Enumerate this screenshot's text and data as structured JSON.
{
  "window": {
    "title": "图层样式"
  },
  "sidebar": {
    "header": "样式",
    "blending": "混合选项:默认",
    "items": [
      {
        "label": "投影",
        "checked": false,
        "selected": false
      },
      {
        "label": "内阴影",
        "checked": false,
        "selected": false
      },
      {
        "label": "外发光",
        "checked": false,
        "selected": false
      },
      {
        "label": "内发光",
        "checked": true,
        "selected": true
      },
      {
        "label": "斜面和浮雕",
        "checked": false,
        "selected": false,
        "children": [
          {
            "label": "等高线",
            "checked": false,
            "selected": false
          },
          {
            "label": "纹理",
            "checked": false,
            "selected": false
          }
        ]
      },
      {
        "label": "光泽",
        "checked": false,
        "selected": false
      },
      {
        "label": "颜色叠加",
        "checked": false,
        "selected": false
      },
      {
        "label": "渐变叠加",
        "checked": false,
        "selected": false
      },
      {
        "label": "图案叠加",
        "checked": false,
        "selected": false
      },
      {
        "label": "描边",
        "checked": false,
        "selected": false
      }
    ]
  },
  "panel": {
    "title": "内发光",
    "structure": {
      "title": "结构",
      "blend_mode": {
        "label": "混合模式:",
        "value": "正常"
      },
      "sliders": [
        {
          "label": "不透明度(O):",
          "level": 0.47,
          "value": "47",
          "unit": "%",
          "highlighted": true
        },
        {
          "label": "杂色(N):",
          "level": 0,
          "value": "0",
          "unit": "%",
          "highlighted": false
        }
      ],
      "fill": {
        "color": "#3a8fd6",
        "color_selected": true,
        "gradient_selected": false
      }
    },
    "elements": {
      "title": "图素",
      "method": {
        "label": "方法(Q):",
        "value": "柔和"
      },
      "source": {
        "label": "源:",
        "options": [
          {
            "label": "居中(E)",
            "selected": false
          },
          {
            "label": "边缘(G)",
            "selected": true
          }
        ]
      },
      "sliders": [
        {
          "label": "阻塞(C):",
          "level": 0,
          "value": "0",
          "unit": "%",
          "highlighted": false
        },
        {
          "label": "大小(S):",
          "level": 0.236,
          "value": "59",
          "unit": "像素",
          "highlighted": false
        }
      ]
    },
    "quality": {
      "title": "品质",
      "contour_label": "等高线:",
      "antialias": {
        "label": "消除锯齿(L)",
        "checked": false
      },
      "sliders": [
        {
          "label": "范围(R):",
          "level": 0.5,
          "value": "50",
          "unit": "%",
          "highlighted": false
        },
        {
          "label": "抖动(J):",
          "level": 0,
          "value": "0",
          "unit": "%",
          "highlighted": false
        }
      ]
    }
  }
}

☆ ☆ ☆ ☆

-- Exercise --
Retype the records that precede this task, keeping them exactly the same.

-- Response for this exercise --
Enumerate this screenshot's text and data as structured JSON.
{
  "window": {
    "title": "图层样式"
  },
  "sidebar": {
    "header": "样式",
    "blending": "混合选项:默认",
    "items": [
      {
        "label": "投影",
        "checked": false,
        "selected": false
      },
      {
        "label": "内阴影",
        "checked": false,
        "selected": false
      },
      {
        "label": "外发光",
        "checked": false,
        "selected": false
      },
      {
        "label": "内发光",
        "checked": true,
        "selected": true
      },
      {
        "label": "斜面和浮雕",
        "checked": false,
        "selected": false,
        "children": [
          {
            "label": "等高线",
            "checked": false,
            "selected": false
          },
          {
            "label": "纹理",
            "checked": false,
            "selected": false
          }
        ]
      },
      {
        "label": "光泽",
        "checked": false,
        "selected": false
      },
      {
        "label": "颜色叠加",
        "checked": false,
        "selected": false
      },
      {
        "label": "渐变叠加",
        "checked": false,
        "selected": false
      },
      {
        "label": "图案叠加",
        "checked": false,
        "selected": false
      },
      {
        "label": "描边",
        "checked": false,
        "selected": false
      }
    ]
  },
  "panel": {
    "title": "内发光",
    "structure": {
      "title": "结构",
      "blend_mode": {
        "label": "混合模式:",
        "value": "正常"
      },
      "sliders": [
        {
          "label": "不透明度(O):",
          "level": 0.47,
          "value": "47",
          "unit": "%",
          "highlighted": true
        },
        {
          "label": "杂色(N):",
          "level": 0,
          "value": "0",
          "unit": "%",
          "highlighted": false
        }
      ],
      "fill": {
        "color": "#3a8fd6",
        "color_selected": true,
        "gradient_selected": false
      }
    },
    "elements": {
      "title": "图素",
      "method": {
        "label": "方法(Q):",
        "value": "柔和"
      },
      "source": {
        "label": "源:",
        "options": [
          {
            "label": "居中(E)",
            "selected": false
          },
          {
            "label": "边缘(G)",
            "selected": true
          }
        ]
      },
      "sliders": [
        {
          "label": "阻塞(C):",
          "level": 0,
          "value": "0",
          "unit": "%",
          "highlighted": false
        },
        {
          "label": "大小(S):",
          "level": 0.236,
          "value": "59",
          "unit": "像素",
          "highlighted": false
        }
      ]
    },
    "quality": {
      "title": "品质",
      "contour_label": "等高线:",
      "antialias": {
        "label": "消除锯齿(L)",
        "checked": false
      },
      "sliders": [
        {
          "label": "范围(R):",
          "level": 0.5,
          "value": "50",
          "unit": "%",
          "highlighted": false
        },
        {
          "label": "抖动(J):",
          "level": 0,
          "value": "0",
          "unit": "%",
          "highlighted": false
        }
      ]
    }
  }
}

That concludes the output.